Copy out each line of the data that holds the word "yellow".

- Records for processing:
----
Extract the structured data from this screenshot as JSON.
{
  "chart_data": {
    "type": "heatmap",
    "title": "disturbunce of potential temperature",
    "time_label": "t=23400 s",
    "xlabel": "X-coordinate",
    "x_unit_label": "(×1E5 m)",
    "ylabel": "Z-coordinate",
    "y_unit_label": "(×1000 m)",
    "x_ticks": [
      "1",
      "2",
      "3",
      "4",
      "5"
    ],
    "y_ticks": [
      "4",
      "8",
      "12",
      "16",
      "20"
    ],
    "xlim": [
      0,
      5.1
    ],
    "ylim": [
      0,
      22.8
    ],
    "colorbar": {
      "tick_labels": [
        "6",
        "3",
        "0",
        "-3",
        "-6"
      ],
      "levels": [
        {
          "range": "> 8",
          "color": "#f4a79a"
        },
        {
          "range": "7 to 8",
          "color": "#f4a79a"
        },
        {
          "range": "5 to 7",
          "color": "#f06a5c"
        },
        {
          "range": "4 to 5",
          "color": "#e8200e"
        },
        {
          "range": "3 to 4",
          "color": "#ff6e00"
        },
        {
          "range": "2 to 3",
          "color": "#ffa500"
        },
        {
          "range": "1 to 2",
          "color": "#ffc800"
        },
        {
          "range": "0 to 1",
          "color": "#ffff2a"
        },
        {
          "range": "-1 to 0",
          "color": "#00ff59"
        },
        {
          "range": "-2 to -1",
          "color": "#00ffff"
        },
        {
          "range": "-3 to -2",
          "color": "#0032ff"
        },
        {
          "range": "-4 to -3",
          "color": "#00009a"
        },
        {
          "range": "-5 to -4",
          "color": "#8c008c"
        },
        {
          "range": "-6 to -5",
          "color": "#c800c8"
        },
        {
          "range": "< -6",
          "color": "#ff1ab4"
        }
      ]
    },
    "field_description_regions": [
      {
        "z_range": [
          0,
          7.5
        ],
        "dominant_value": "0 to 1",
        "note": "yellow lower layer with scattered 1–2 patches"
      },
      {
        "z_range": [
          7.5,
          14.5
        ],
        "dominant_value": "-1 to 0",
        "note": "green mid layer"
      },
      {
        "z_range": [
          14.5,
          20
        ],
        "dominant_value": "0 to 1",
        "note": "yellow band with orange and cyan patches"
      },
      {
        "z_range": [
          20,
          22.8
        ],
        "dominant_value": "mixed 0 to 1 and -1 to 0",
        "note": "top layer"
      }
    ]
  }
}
----
- Response to this exercise:
        "note": "yellow lower layer with scattered 1–2 patches"
        "note": "yellow band with orange and cyan patches"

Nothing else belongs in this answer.